§ Exercise input:
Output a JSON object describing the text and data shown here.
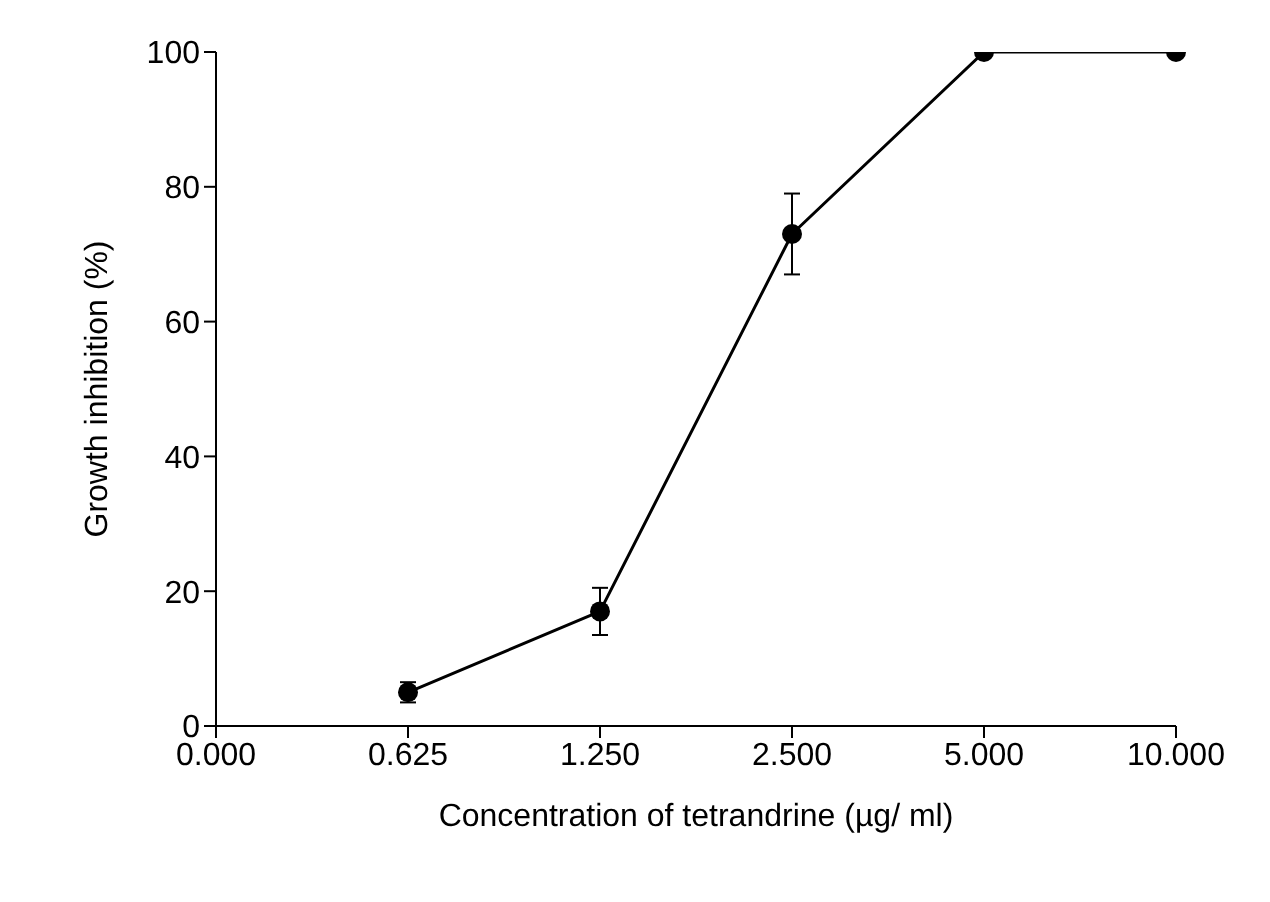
{
  "chart_data": {
    "type": "line",
    "xlabel": "Concentration of tetrandrine (µg/ ml)",
    "ylabel": "Growth inhibition (%)",
    "categories": [
      "0.000",
      "0.625",
      "1.250",
      "2.500",
      "5.000",
      "10.000"
    ],
    "series": [
      {
        "color": "#000000",
        "values": [
          null,
          5,
          17,
          73,
          100,
          100
        ],
        "errors": [
          null,
          1.5,
          3.5,
          6,
          null,
          null
        ]
      }
    ],
    "ylim": [
      0,
      100
    ],
    "yticks": [
      0,
      20,
      40,
      60,
      80,
      100
    ],
    "grid": false,
    "legend": false,
    "marker": "circle",
    "line_style": "solid"
  }
}
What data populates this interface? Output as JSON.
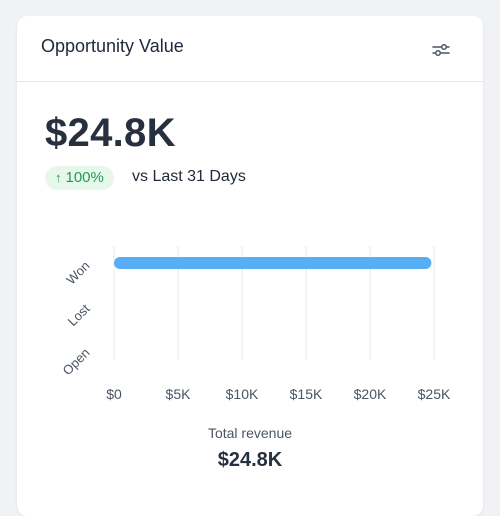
{
  "card": {
    "title": "Opportunity Value",
    "settings_icon": "sliders-icon"
  },
  "summary": {
    "value": "$24.8K",
    "trend_arrow": "↑",
    "trend_percent": "100%",
    "compare_label": "vs Last 31 Days"
  },
  "chart_data": {
    "type": "bar",
    "orientation": "horizontal",
    "categories": [
      "Won",
      "Lost",
      "Open"
    ],
    "values": [
      24800,
      0,
      0
    ],
    "xlabel": "",
    "ylabel": "",
    "xlim": [
      0,
      25000
    ],
    "x_ticks": [
      0,
      5000,
      10000,
      15000,
      20000,
      25000
    ],
    "x_tick_labels": [
      "$0",
      "$5K",
      "$10K",
      "$15K",
      "$20K",
      "$25K"
    ],
    "bar_color": "#57aef5",
    "grid": true,
    "legend": "none"
  },
  "footer": {
    "total_label": "Total revenue",
    "total_value": "$24.8K"
  }
}
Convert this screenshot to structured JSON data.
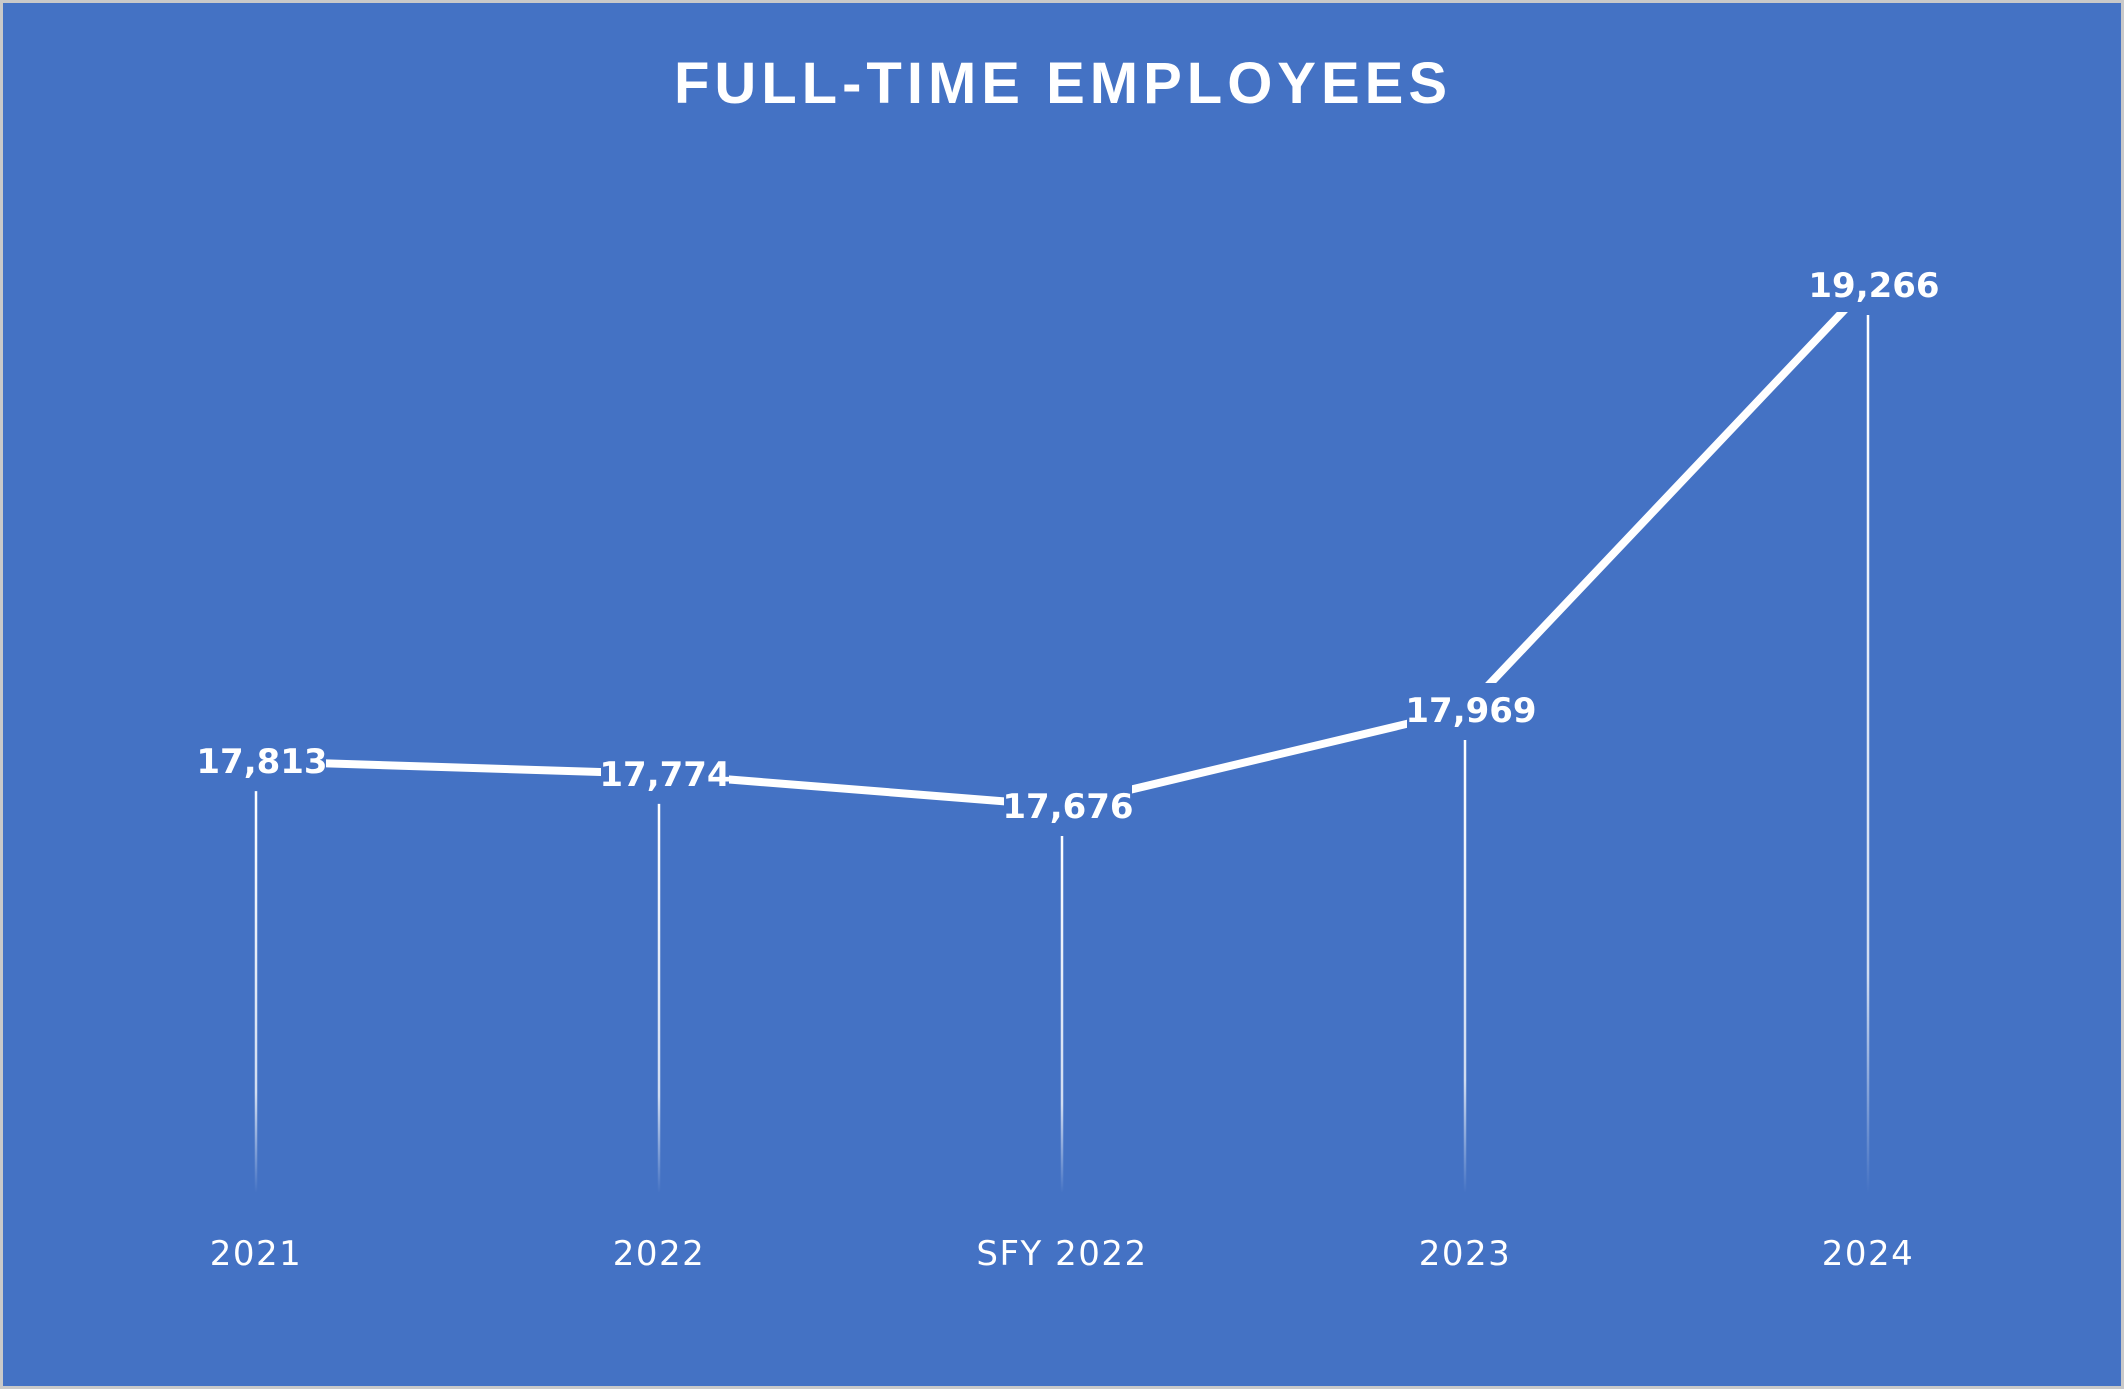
{
  "chart_data": {
    "type": "line",
    "title": "FULL-TIME EMPLOYEES",
    "categories": [
      "2021",
      "2022",
      "SFY 2022",
      "2023",
      "2024"
    ],
    "values": [
      17813,
      17774,
      17676,
      17969,
      19266
    ],
    "value_labels": [
      "17,813",
      "17,774",
      "17,676",
      "17,969",
      "19,266"
    ],
    "drop_lines": true,
    "grid": false,
    "legend": "none",
    "y_axis_visible": false,
    "colors": {
      "background": "#4472c4",
      "line": "#ffffff",
      "text": "#ffffff"
    }
  }
}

§ Challenge: Make an exact reproduction of the listing above, without any pictures.

§ Answer to this exercise:
Output a JSON object describing the text and data shown here.
{
  "chart_data": {
    "type": "line",
    "xlabel": "Concentration of tetrandrine (µg/ ml)",
    "ylabel": "Growth inhibition (%)",
    "categories": [
      "0.000",
      "0.625",
      "1.250",
      "2.500",
      "5.000",
      "10.000"
    ],
    "series": [
      {
        "color": "#000000",
        "values": [
          null,
          5,
          17,
          73,
          100,
          100
        ],
        "errors": [
          null,
          1.5,
          3.5,
          6,
          null,
          null
        ]
      }
    ],
    "ylim": [
      0,
      100
    ],
    "yticks": [
      0,
      20,
      40,
      60,
      80,
      100
    ],
    "grid": false,
    "legend": false,
    "marker": "circle",
    "line_style": "solid"
  }
}
What data populates this interface? Output as JSON.
{
  "card": {
    "title": "Opportunity Value",
    "settings_icon": "sliders-icon"
  },
  "summary": {
    "value": "$24.8K",
    "trend_arrow": "↑",
    "trend_percent": "100%",
    "compare_label": "vs Last 31 Days"
  },
  "chart_data": {
    "type": "bar",
    "orientation": "horizontal",
    "categories": [
      "Won",
      "Lost",
      "Open"
    ],
    "values": [
      24800,
      0,
      0
    ],
    "xlabel": "",
    "ylabel": "",
    "xlim": [
      0,
      25000
    ],
    "x_ticks": [
      0,
      5000,
      10000,
      15000,
      20000,
      25000
    ],
    "x_tick_labels": [
      "$0",
      "$5K",
      "$10K",
      "$15K",
      "$20K",
      "$25K"
    ],
    "bar_color": "#57aef5",
    "grid": true,
    "legend": "none"
  },
  "footer": {
    "total_label": "Total revenue",
    "total_value": "$24.8K"
  }
}
Convert this screenshot to structured JSON data.
{
  "chart_data": {
    "type": "line",
    "title": "FULL-TIME EMPLOYEES",
    "categories": [
      "2021",
      "2022",
      "SFY 2022",
      "2023",
      "2024"
    ],
    "values": [
      17813,
      17774,
      17676,
      17969,
      19266
    ],
    "value_labels": [
      "17,813",
      "17,774",
      "17,676",
      "17,969",
      "19,266"
    ],
    "drop_lines": true,
    "grid": false,
    "legend": "none",
    "y_axis_visible": false,
    "colors": {
      "background": "#4472c4",
      "line": "#ffffff",
      "text": "#ffffff"
    }
  }
}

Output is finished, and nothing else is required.